INPUT DATA:

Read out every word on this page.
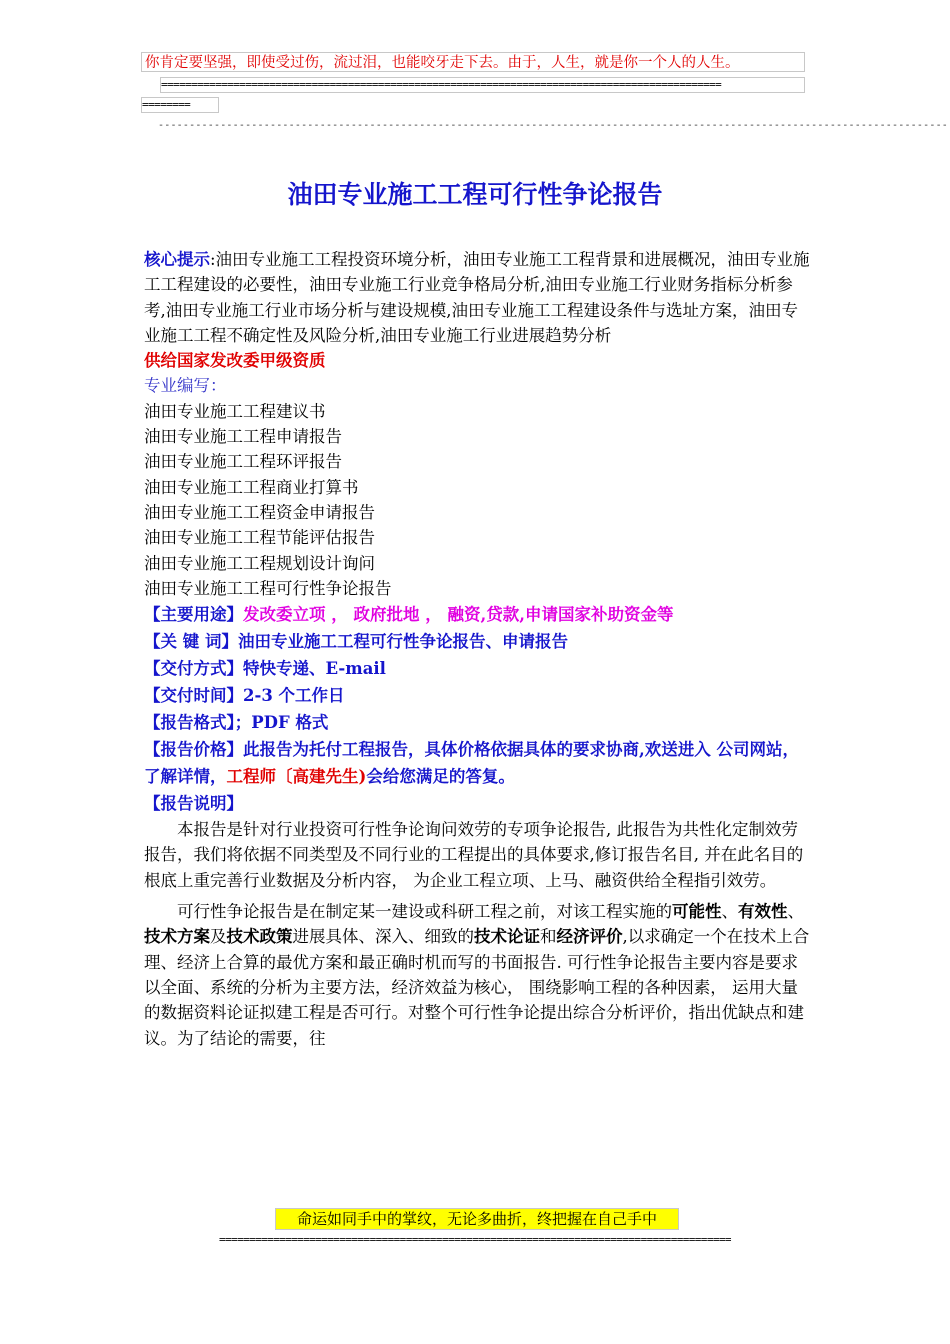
你肯定要坚强，即使受过伤，流过泪，也能咬牙走下去。由于，人生，就是你一个人的人生。
=============================================================================================
========
-------------------------------------------------------------------------------------------------------------------------------
油田专业施工工程可行性争论报告

核心提示:油田专业施工工程投资环境分析，油田专业施工工程背景和进展概况，油田专业施工工程建设的必要性，油田专业施工行业竞争格局分析,油田专业施工行业财务指标分析参考,油田专业施工行业市场分析与建设规模,油田专业施工工程建设条件与选址方案，油田专业施工工程不确定性及风险分析,油田专业施工行业进展趋势分析

供给国家发改委甲级资质

专业编写：

油田专业施工工程建议书

油田专业施工工程申请报告

油田专业施工工程环评报告

油田专业施工工程商业打算书

油田专业施工工程资金申请报告

油田专业施工工程节能评估报告

油田专业施工工程规划设计询问

油田专业施工工程可行性争论报告

【主要用途】发改委立项 ， 政府批地 ， 融资,贷款,申请国家补助资金等

【关 键 词】油田专业施工工程可行性争论报告、申请报告

【交付方式】特快专递、E-mail

【交付时间】2-3 个工作日

【报告格式】；PDF 格式

【报告价格】此报告为托付工程报告，具体价格依据具体的要求协商,欢送进入 公司网站，了解详情，工程师〔高建先生)会给您满足的答复。

【报告说明】

本报告是针对行业投资可行性争论询问效劳的专项争论报告, 此报告为共性化定制效劳报告，我们将依据不同类型及不同行业的工程提出的具体要求,修订报告名目, 并在此名目的根底上重完善行业数据及分析内容， 为企业工程立项、上马、融资供给全程指引效劳。

可行性争论报告是在制定某一建设或科研工程之前，对该工程实施的可能性、有效性、技术方案及技术政策进展具体、深入、细致的技术论证和经济评价,以求确定一个在技术上合理、经济上合算的最优方案和最正确时机而写的书面报告. 可行性争论报告主要内容是要求以全面、系统的分析为主要方法，经济效益为核心， 围绕影响工程的各种因素， 运用大量的数据资料论证拟建工程是否可行。对整个可行性争论提出综合分析评价，指出优缺点和建议。为了结论的需要，往

命运如同手中的掌纹，无论多曲折，终把握在自己手中
=====================================================================================
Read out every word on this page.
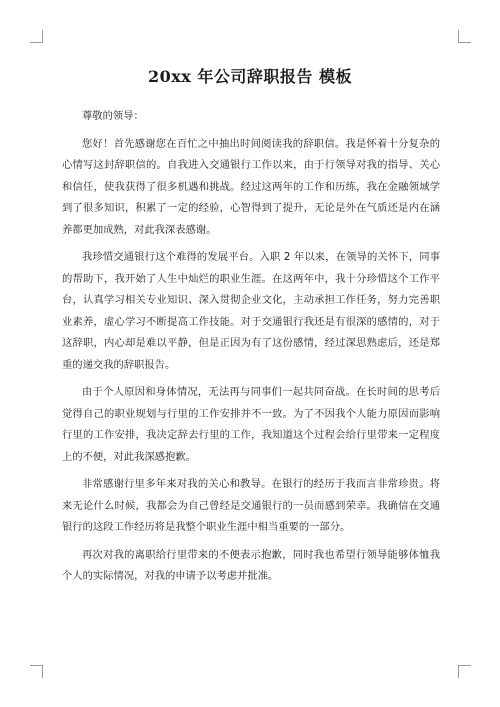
20xx 年公司辞职报告 模板

尊敬的领导：

您好！首先感谢您在百忙之中抽出时间阅读我的辞职信。我是怀着十分复杂的心情写这封辞职信的。自我进入交通银行工作以来，由于行领导对我的指导、关心和信任，使我获得了很多机遇和挑战。经过这两年的工作和历练，我在金融领域学到了很多知识，积累了一定的经验，心智得到了提升，无论是外在气质还是内在涵养都更加成熟，对此我深表感谢。

我珍惜交通银行这个难得的发展平台。入职 2 年以来，在领导的关怀下，同事的帮助下，我开始了人生中灿烂的职业生涯。在这两年中，我十分珍惜这个工作平台，认真学习相关专业知识、深入贯彻企业文化，主动承担工作任务，努力完善职业素养，虚心学习不断提高工作技能。对于交通银行我还是有很深的感情的，对于这辞职，内心却是难以平静，但是正因为有了这份感情，经过深思熟虑后，还是郑重的递交我的辞职报告。

由于个人原因和身体情况，无法再与同事们一起共同奋战。在长时间的思考后觉得自己的职业规划与行里的工作安排并不一致。为了不因我个人能力原因而影响行里的工作安排，我决定辞去行里的工作，我知道这个过程会给行里带来一定程度上的不便，对此我深感抱歉。

非常感谢行里多年来对我的关心和教导。在银行的经历于我而言非常珍贵。将来无论什么时候，我都会为自己曾经是交通银行的一员而感到荣幸。我确信在交通银行的这段工作经历将是我整个职业生涯中相当重要的一部分。

再次对我的离职给行里带来的不便表示抱歉，同时我也希望行领导能够体恤我个人的实际情况，对我的申请予以考虑并批准。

TASK DESCRIPTION:
Without including any pictures, print all of the material exactly as given.

COMPLETED EXERCISE:
Read out every word on this page.
你肯定要坚强，即使受过伤，流过泪，也能咬牙走下去。由于，人生，就是你一个人的人生。
=============================================================================================
========
-------------------------------------------------------------------------------------------------------------------------------
油田专业施工工程可行性争论报告

核心提示:油田专业施工工程投资环境分析，油田专业施工工程背景和进展概况，油田专业施工工程建设的必要性，油田专业施工行业竞争格局分析,油田专业施工行业财务指标分析参考,油田专业施工行业市场分析与建设规模,油田专业施工工程建设条件与选址方案，油田专业施工工程不确定性及风险分析,油田专业施工行业进展趋势分析

供给国家发改委甲级资质

专业编写：

油田专业施工工程建议书

油田专业施工工程申请报告

油田专业施工工程环评报告

油田专业施工工程商业打算书

油田专业施工工程资金申请报告

油田专业施工工程节能评估报告

油田专业施工工程规划设计询问

油田专业施工工程可行性争论报告

【主要用途】发改委立项 ， 政府批地 ， 融资,贷款,申请国家补助资金等

【关 键 词】油田专业施工工程可行性争论报告、申请报告

【交付方式】特快专递、E-mail

【交付时间】2-3 个工作日

【报告格式】；PDF 格式

【报告价格】此报告为托付工程报告，具体价格依据具体的要求协商,欢送进入 公司网站，了解详情，工程师〔高建先生)会给您满足的答复。

【报告说明】

本报告是针对行业投资可行性争论询问效劳的专项争论报告, 此报告为共性化定制效劳报告，我们将依据不同类型及不同行业的工程提出的具体要求,修订报告名目, 并在此名目的根底上重完善行业数据及分析内容， 为企业工程立项、上马、融资供给全程指引效劳。

可行性争论报告是在制定某一建设或科研工程之前，对该工程实施的可能性、有效性、技术方案及技术政策进展具体、深入、细致的技术论证和经济评价,以求确定一个在技术上合理、经济上合算的最优方案和最正确时机而写的书面报告. 可行性争论报告主要内容是要求以全面、系统的分析为主要方法，经济效益为核心， 围绕影响工程的各种因素， 运用大量的数据资料论证拟建工程是否可行。对整个可行性争论提出综合分析评价，指出优缺点和建议。为了结论的需要，往

命运如同手中的掌纹，无论多曲折，终把握在自己手中
=====================================================================================
Read out every word on this page.
20xx 年公司辞职报告 模板

尊敬的领导：

您好！首先感谢您在百忙之中抽出时间阅读我的辞职信。我是怀着十分复杂的心情写这封辞职信的。自我进入交通银行工作以来，由于行领导对我的指导、关心和信任，使我获得了很多机遇和挑战。经过这两年的工作和历练，我在金融领域学到了很多知识，积累了一定的经验，心智得到了提升，无论是外在气质还是内在涵养都更加成熟，对此我深表感谢。

我珍惜交通银行这个难得的发展平台。入职 2 年以来，在领导的关怀下，同事的帮助下，我开始了人生中灿烂的职业生涯。在这两年中，我十分珍惜这个工作平台，认真学习相关专业知识、深入贯彻企业文化，主动承担工作任务，努力完善职业素养，虚心学习不断提高工作技能。对于交通银行我还是有很深的感情的，对于这辞职，内心却是难以平静，但是正因为有了这份感情，经过深思熟虑后，还是郑重的递交我的辞职报告。

由于个人原因和身体情况，无法再与同事们一起共同奋战。在长时间的思考后觉得自己的职业规划与行里的工作安排并不一致。为了不因我个人能力原因而影响行里的工作安排，我决定辞去行里的工作，我知道这个过程会给行里带来一定程度上的不便，对此我深感抱歉。

非常感谢行里多年来对我的关心和教导。在银行的经历于我而言非常珍贵。将来无论什么时候，我都会为自己曾经是交通银行的一员而感到荣幸。我确信在交通银行的这段工作经历将是我整个职业生涯中相当重要的一部分。

再次对我的离职给行里带来的不便表示抱歉，同时我也希望行领导能够体恤我个人的实际情况，对我的申请予以考虑并批准。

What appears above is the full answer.